> **Dataset**:
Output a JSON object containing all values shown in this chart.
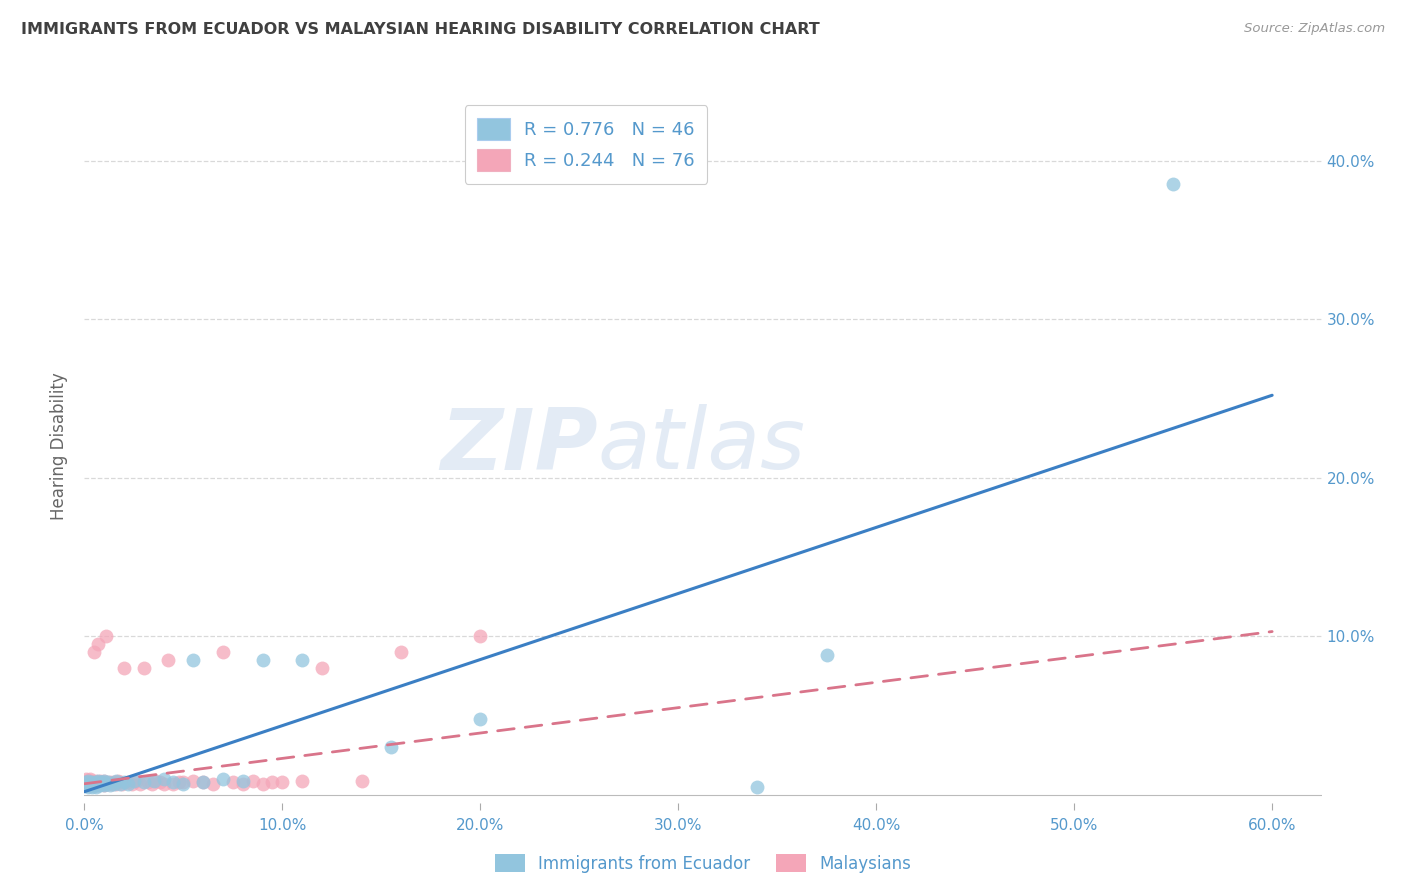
{
  "title": "IMMIGRANTS FROM ECUADOR VS MALAYSIAN HEARING DISABILITY CORRELATION CHART",
  "source": "Source: ZipAtlas.com",
  "ylabel": "Hearing Disability",
  "xlabel_ticks": [
    "0.0%",
    "10.0%",
    "20.0%",
    "30.0%",
    "40.0%",
    "50.0%",
    "60.0%"
  ],
  "xlabel_vals": [
    0.0,
    0.1,
    0.2,
    0.3,
    0.4,
    0.5,
    0.6
  ],
  "xlim": [
    0.0,
    0.625
  ],
  "ylim": [
    -0.005,
    0.445
  ],
  "right_ytick_vals": [
    0.1,
    0.2,
    0.3,
    0.4
  ],
  "right_ytick_labels": [
    "10.0%",
    "20.0%",
    "30.0%",
    "40.0%"
  ],
  "legend_entries": [
    {
      "label": "R = 0.776   N = 46",
      "color": "#92c5de"
    },
    {
      "label": "R = 0.244   N = 76",
      "color": "#f4a6b8"
    }
  ],
  "series1_label": "Immigrants from Ecuador",
  "series2_label": "Malaysians",
  "series1_color": "#92c5de",
  "series2_color": "#f4a6b8",
  "series1_line_color": "#3b7fc4",
  "series2_line_color": "#d9748a",
  "background_color": "#ffffff",
  "grid_color": "#d0d0d0",
  "title_color": "#404040",
  "axis_label_color": "#5599cc",
  "watermark_zip": "ZIP",
  "watermark_atlas": "atlas",
  "ecuador_x": [
    0.001,
    0.001,
    0.002,
    0.002,
    0.002,
    0.003,
    0.003,
    0.004,
    0.004,
    0.005,
    0.005,
    0.006,
    0.006,
    0.007,
    0.007,
    0.008,
    0.008,
    0.009,
    0.009,
    0.01,
    0.01,
    0.011,
    0.012,
    0.013,
    0.015,
    0.016,
    0.018,
    0.02,
    0.022,
    0.025,
    0.03,
    0.035,
    0.04,
    0.045,
    0.05,
    0.055,
    0.06,
    0.07,
    0.08,
    0.09,
    0.11,
    0.155,
    0.2,
    0.34,
    0.375,
    0.55
  ],
  "ecuador_y": [
    0.006,
    0.008,
    0.005,
    0.007,
    0.009,
    0.006,
    0.007,
    0.005,
    0.008,
    0.006,
    0.007,
    0.005,
    0.008,
    0.006,
    0.009,
    0.007,
    0.006,
    0.008,
    0.007,
    0.006,
    0.009,
    0.007,
    0.008,
    0.006,
    0.007,
    0.009,
    0.007,
    0.008,
    0.007,
    0.009,
    0.008,
    0.009,
    0.01,
    0.008,
    0.007,
    0.085,
    0.008,
    0.01,
    0.009,
    0.085,
    0.085,
    0.03,
    0.048,
    0.005,
    0.088,
    0.385
  ],
  "malaysian_x": [
    0.0,
    0.0,
    0.001,
    0.001,
    0.001,
    0.001,
    0.002,
    0.002,
    0.002,
    0.002,
    0.003,
    0.003,
    0.003,
    0.003,
    0.003,
    0.004,
    0.004,
    0.004,
    0.004,
    0.005,
    0.005,
    0.005,
    0.005,
    0.006,
    0.006,
    0.006,
    0.007,
    0.007,
    0.007,
    0.008,
    0.008,
    0.009,
    0.009,
    0.01,
    0.01,
    0.01,
    0.011,
    0.011,
    0.012,
    0.013,
    0.014,
    0.015,
    0.016,
    0.017,
    0.018,
    0.019,
    0.02,
    0.022,
    0.024,
    0.026,
    0.028,
    0.03,
    0.032,
    0.034,
    0.036,
    0.038,
    0.04,
    0.042,
    0.045,
    0.048,
    0.05,
    0.055,
    0.06,
    0.065,
    0.07,
    0.075,
    0.08,
    0.085,
    0.09,
    0.095,
    0.1,
    0.11,
    0.12,
    0.14,
    0.16,
    0.2
  ],
  "malaysian_y": [
    0.007,
    0.009,
    0.006,
    0.007,
    0.008,
    0.01,
    0.006,
    0.007,
    0.008,
    0.009,
    0.006,
    0.007,
    0.008,
    0.009,
    0.01,
    0.006,
    0.007,
    0.008,
    0.009,
    0.006,
    0.007,
    0.008,
    0.09,
    0.006,
    0.007,
    0.009,
    0.006,
    0.008,
    0.095,
    0.007,
    0.009,
    0.007,
    0.008,
    0.006,
    0.007,
    0.009,
    0.007,
    0.1,
    0.007,
    0.008,
    0.007,
    0.008,
    0.007,
    0.009,
    0.008,
    0.007,
    0.08,
    0.008,
    0.007,
    0.009,
    0.007,
    0.08,
    0.008,
    0.007,
    0.009,
    0.008,
    0.007,
    0.085,
    0.007,
    0.008,
    0.008,
    0.009,
    0.008,
    0.007,
    0.09,
    0.008,
    0.007,
    0.009,
    0.007,
    0.008,
    0.008,
    0.009,
    0.08,
    0.009,
    0.09,
    0.1
  ],
  "ec_line_x": [
    0.0,
    0.6
  ],
  "ec_line_y": [
    0.002,
    0.252
  ],
  "mal_line_x": [
    0.0,
    0.6
  ],
  "mal_line_y": [
    0.007,
    0.103
  ]
}
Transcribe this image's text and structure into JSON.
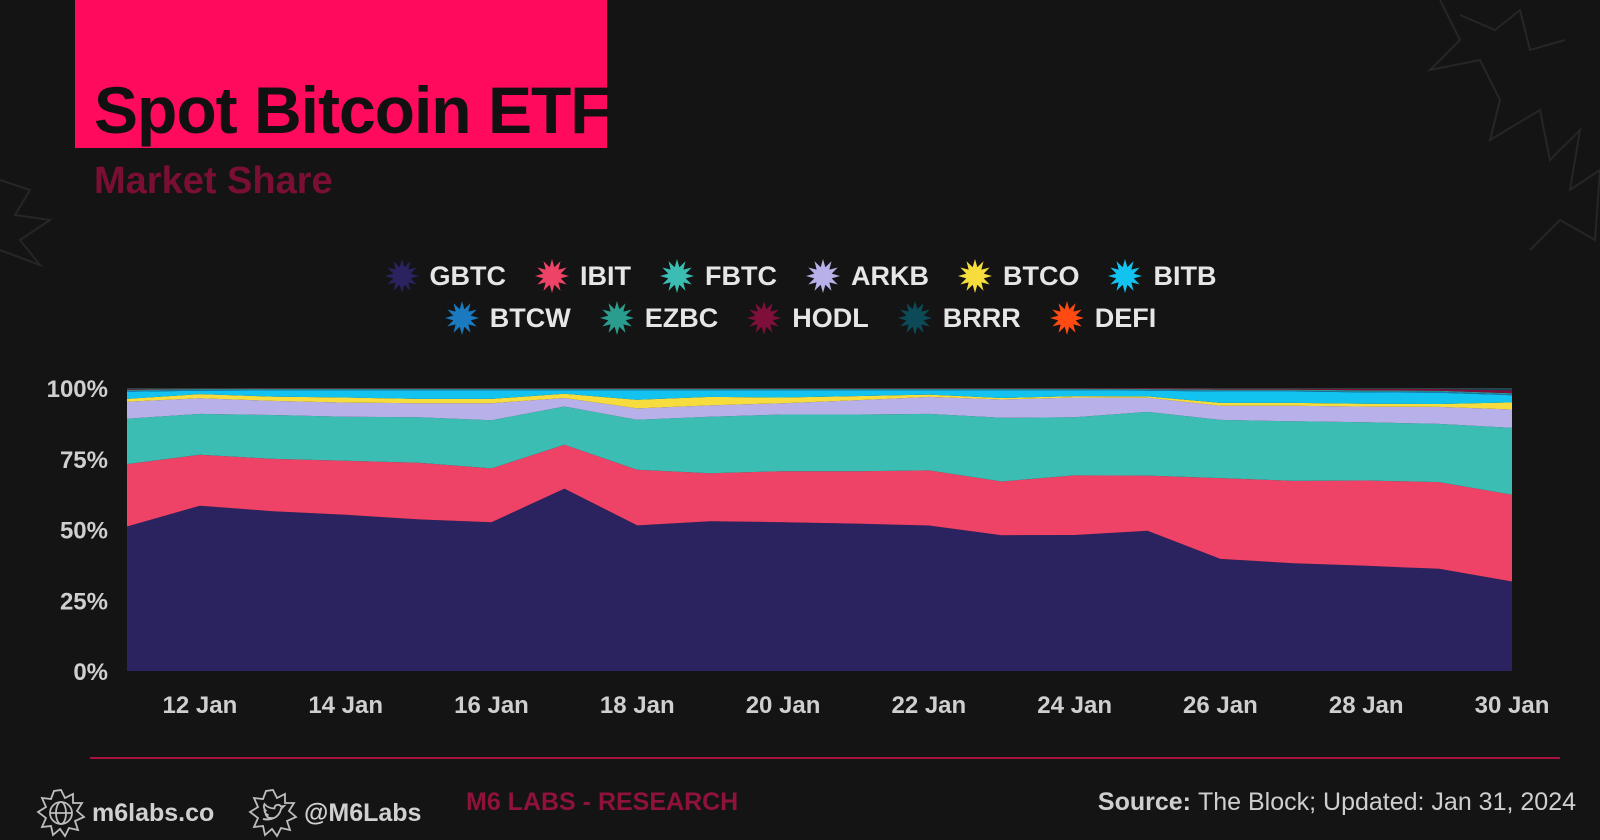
{
  "header": {
    "title": "Spot Bitcoin ETF",
    "subtitle": "Market Share",
    "title_bg_color": "#ff0a5c",
    "subtitle_color": "#7a0f33"
  },
  "legend": {
    "row1": [
      {
        "label": "GBTC",
        "color": "#2b235f"
      },
      {
        "label": "IBIT",
        "color": "#ee4266"
      },
      {
        "label": "FBTC",
        "color": "#3bbdb3"
      },
      {
        "label": "ARKB",
        "color": "#b8b0e8"
      },
      {
        "label": "BTCO",
        "color": "#f7dc3e"
      },
      {
        "label": "BITB",
        "color": "#12c3f0"
      }
    ],
    "row2": [
      {
        "label": "BTCW",
        "color": "#1b7abf"
      },
      {
        "label": "EZBC",
        "color": "#2a9d8f"
      },
      {
        "label": "HODL",
        "color": "#7d0f3a"
      },
      {
        "label": "BRRR",
        "color": "#0d4a57"
      },
      {
        "label": "DEFI",
        "color": "#ff4b12"
      }
    ]
  },
  "chart_data": {
    "type": "area",
    "stacked": true,
    "normalized_percent": true,
    "x": [
      "11 Jan",
      "12 Jan",
      "13 Jan",
      "14 Jan",
      "15 Jan",
      "16 Jan",
      "17 Jan",
      "18 Jan",
      "19 Jan",
      "20 Jan",
      "21 Jan",
      "22 Jan",
      "23 Jan",
      "24 Jan",
      "25 Jan",
      "26 Jan",
      "27 Jan",
      "28 Jan",
      "29 Jan",
      "30 Jan"
    ],
    "x_tick_labels": [
      "12 Jan",
      "14 Jan",
      "16 Jan",
      "18 Jan",
      "20 Jan",
      "22 Jan",
      "24 Jan",
      "26 Jan",
      "28 Jan",
      "30 Jan"
    ],
    "y_tick_labels": [
      "0%",
      "25%",
      "50%",
      "75%",
      "100%"
    ],
    "ylim": [
      0,
      100
    ],
    "series": [
      {
        "name": "GBTC",
        "color": "#2b235f",
        "values": [
          51,
          58.5,
          56.5,
          55,
          53.5,
          52.5,
          64.5,
          51,
          53,
          52.5,
          52,
          51.5,
          48,
          48,
          49.5,
          39.5,
          38,
          37,
          36,
          31.5
        ]
      },
      {
        "name": "IBIT",
        "color": "#ee4266",
        "values": [
          22,
          18,
          18.5,
          19,
          20,
          19,
          15.5,
          19.5,
          17,
          18,
          18.5,
          19.5,
          19,
          21,
          19.5,
          28.5,
          29,
          30,
          30.5,
          30.5
        ]
      },
      {
        "name": "FBTC",
        "color": "#3bbdb3",
        "values": [
          16,
          14.5,
          15.5,
          15.5,
          16,
          17,
          13.5,
          17.5,
          20,
          20,
          20,
          20,
          22.5,
          20.5,
          22.5,
          20.5,
          21,
          20.5,
          20.5,
          23.5
        ]
      },
      {
        "name": "ARKB",
        "color": "#b8b0e8",
        "values": [
          6,
          5.5,
          5,
          5,
          5,
          6,
          3,
          4,
          4,
          4,
          5,
          6,
          6.5,
          7,
          5,
          5,
          5.5,
          5.5,
          6,
          6.5
        ]
      },
      {
        "name": "BTCO",
        "color": "#f7dc3e",
        "values": [
          1,
          1.5,
          1.5,
          1.8,
          1.5,
          1.5,
          1.5,
          3,
          3,
          2,
          1.5,
          0.8,
          0.5,
          0.5,
          0.5,
          1,
          1,
          1,
          1,
          2.5
        ]
      },
      {
        "name": "BITB",
        "color": "#12c3f0",
        "values": [
          2.5,
          1.2,
          2.2,
          2.5,
          3,
          3,
          1.2,
          3.3,
          2.3,
          2.5,
          2,
          1.5,
          2.7,
          2,
          2,
          4,
          4,
          4,
          4,
          2.5
        ]
      },
      {
        "name": "BTCW",
        "color": "#1b7abf",
        "values": [
          0.3,
          0.3,
          0.3,
          0.3,
          0.3,
          0.3,
          0.3,
          0.3,
          0.3,
          0.3,
          0.3,
          0.3,
          0.3,
          0.3,
          0.3,
          0.3,
          0.3,
          0.3,
          0.3,
          0.3
        ]
      },
      {
        "name": "EZBC",
        "color": "#2a9d8f",
        "values": [
          0.4,
          0.3,
          0.3,
          0.3,
          0.3,
          0.3,
          0.3,
          0.3,
          0.3,
          0.3,
          0.3,
          0.3,
          0.3,
          0.3,
          0.3,
          0.4,
          0.4,
          0.4,
          0.4,
          0.4
        ]
      },
      {
        "name": "HODL",
        "color": "#7d0f3a",
        "values": [
          0.3,
          0.1,
          0.1,
          0.1,
          0.1,
          0.1,
          0.1,
          0.1,
          0.1,
          0.1,
          0.1,
          0.1,
          0.1,
          0.1,
          0.2,
          0.3,
          0.3,
          0.5,
          0.6,
          1.0
        ]
      },
      {
        "name": "BRRR",
        "color": "#0d4a57",
        "values": [
          0.3,
          0.2,
          0.1,
          0.1,
          0.1,
          0.1,
          0.1,
          0.1,
          0.1,
          0.1,
          0.1,
          0.1,
          0.1,
          0.1,
          0.1,
          0.2,
          0.2,
          0.3,
          0.3,
          0.8
        ]
      },
      {
        "name": "DEFI",
        "color": "#ff4b12",
        "values": [
          0.05,
          0.05,
          0.05,
          0.05,
          0.05,
          0.05,
          0.05,
          0.05,
          0.05,
          0.05,
          0.05,
          0.05,
          0.05,
          0.05,
          0.05,
          0.05,
          0.05,
          0.05,
          0.05,
          0.05
        ]
      }
    ]
  },
  "footer": {
    "website": "m6labs.co",
    "twitter": "@M6Labs",
    "brand": "M6 LABS - RESEARCH",
    "source_label": "Source:",
    "source_text": "The Block; Updated: Jan 31, 2024",
    "accent_color": "#a8123f"
  }
}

> **Your goal**:
In the listing above, find each line with the word "name" and copy it.

> **Exercise result**:
        "name": "GBTC",
        "name": "IBIT",
        "name": "FBTC",
        "name": "ARKB",
        "name": "BTCO",
        "name": "BITB",
        "name": "BTCW",
        "name": "EZBC",
        "name": "HODL",
        "name": "BRRR",
        "name": "DEFI",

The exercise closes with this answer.